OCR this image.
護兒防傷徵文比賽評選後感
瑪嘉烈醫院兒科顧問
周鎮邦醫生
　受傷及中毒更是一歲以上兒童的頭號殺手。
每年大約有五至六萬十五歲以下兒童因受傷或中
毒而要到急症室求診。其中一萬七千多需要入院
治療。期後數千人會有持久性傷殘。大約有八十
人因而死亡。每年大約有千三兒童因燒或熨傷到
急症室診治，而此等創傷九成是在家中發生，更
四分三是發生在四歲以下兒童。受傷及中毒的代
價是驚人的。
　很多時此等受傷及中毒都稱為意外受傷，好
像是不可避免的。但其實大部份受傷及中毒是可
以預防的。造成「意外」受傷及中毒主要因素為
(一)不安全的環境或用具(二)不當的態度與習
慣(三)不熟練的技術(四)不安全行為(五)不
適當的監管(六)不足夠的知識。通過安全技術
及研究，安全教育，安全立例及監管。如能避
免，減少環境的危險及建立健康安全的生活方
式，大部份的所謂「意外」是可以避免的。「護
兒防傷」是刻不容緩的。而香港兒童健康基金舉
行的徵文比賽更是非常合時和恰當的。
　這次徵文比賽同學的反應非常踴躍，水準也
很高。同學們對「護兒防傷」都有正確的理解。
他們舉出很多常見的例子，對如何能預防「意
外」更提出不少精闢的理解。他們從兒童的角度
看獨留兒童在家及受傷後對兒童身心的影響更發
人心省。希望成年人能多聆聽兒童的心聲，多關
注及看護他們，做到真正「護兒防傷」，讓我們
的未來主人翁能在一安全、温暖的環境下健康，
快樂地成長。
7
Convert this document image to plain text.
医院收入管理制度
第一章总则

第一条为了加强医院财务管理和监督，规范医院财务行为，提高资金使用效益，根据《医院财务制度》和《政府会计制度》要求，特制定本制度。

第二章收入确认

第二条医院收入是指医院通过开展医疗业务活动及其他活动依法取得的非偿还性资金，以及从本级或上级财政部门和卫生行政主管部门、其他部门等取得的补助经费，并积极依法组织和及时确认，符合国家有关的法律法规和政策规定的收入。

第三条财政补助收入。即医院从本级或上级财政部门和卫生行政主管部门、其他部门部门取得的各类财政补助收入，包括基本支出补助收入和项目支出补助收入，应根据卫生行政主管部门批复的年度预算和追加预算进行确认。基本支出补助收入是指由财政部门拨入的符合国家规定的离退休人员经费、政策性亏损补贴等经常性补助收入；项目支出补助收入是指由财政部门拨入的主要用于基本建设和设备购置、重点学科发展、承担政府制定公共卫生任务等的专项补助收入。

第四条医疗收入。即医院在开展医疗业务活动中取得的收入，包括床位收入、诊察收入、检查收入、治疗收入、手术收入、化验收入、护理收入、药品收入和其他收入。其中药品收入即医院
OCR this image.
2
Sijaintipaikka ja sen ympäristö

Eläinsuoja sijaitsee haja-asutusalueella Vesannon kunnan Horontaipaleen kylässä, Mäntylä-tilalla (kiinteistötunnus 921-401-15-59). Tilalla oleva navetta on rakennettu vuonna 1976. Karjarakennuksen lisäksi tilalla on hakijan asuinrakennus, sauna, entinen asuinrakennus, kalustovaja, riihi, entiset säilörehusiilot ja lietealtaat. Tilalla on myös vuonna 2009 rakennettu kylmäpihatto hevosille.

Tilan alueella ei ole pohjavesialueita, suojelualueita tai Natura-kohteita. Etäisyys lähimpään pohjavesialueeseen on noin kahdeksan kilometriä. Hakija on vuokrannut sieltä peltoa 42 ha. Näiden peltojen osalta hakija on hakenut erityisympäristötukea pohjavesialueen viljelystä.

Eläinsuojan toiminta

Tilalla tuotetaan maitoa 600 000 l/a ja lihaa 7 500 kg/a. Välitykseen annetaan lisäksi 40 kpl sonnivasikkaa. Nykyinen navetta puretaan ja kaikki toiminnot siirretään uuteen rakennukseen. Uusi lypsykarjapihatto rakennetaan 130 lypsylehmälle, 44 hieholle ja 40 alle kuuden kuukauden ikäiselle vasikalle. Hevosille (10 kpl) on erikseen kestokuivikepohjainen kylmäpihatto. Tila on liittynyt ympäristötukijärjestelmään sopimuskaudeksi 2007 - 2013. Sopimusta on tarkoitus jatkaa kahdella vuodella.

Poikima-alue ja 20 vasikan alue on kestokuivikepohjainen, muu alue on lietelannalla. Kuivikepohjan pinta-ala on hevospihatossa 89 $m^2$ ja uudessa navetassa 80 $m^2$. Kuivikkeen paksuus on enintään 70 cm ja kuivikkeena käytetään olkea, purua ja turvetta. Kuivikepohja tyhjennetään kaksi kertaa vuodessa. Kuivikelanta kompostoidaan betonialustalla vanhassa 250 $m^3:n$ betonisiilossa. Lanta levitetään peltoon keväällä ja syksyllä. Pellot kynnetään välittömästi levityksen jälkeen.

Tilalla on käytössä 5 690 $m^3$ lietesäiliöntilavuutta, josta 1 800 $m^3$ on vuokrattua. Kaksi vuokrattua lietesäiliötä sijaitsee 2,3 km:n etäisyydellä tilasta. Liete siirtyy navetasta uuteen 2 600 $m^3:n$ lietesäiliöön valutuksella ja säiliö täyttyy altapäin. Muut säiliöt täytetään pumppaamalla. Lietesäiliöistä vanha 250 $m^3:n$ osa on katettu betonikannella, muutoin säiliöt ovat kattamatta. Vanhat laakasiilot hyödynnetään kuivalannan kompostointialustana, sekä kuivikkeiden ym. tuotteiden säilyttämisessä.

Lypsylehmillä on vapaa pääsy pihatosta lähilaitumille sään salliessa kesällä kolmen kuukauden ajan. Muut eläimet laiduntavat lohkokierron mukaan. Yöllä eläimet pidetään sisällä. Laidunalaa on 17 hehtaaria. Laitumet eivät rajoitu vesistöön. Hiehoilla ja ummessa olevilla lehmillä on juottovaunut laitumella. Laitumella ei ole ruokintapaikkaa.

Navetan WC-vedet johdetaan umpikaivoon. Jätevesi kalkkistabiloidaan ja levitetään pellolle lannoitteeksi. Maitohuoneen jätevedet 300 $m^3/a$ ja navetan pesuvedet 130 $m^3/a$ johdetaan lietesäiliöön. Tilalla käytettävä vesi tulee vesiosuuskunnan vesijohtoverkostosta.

Task statement »
Only lines with the word "kuukauden" should be collected from the material.

Task result »
Tilalla tuotetaan maitoa 600 000 l/a ja lihaa 7 500 kg/a. Välitykseen annetaan lisäksi 40 kpl sonnivasikkaa. Nykyinen navetta puretaan ja kaikki toiminnot siirretään uuteen rakennukseen. Uusi lypsykarjapihatto rakennetaan 130 lypsylehmälle, 44 hieholle ja 40 alle kuuden kuukauden ikäiselle vasikalle. Hevosille (10 kpl) on erikseen kestokuivikepohjainen kylmäpihatto. Tila on liittynyt ympäristötukijärjestelmään sopimuskaudeksi 2007 - 2013. Sopimusta on tarkoitus jatkaa kahdella vuodella.
Lypsylehmillä on vapaa pääsy pihatosta lähilaitumille sään salliessa kesällä kolmen kuukauden ajan. Muut eläimet laiduntavat lohkokierron mukaan. Yöllä eläimet pidetään sisällä. Laidunalaa on 17 hehtaaria. Laitumet eivät rajoitu vesistöön. Hiehoilla ja ummessa olevilla lehmillä on juottovaunut laitumella. Laitumella ei ole ruokintapaikkaa.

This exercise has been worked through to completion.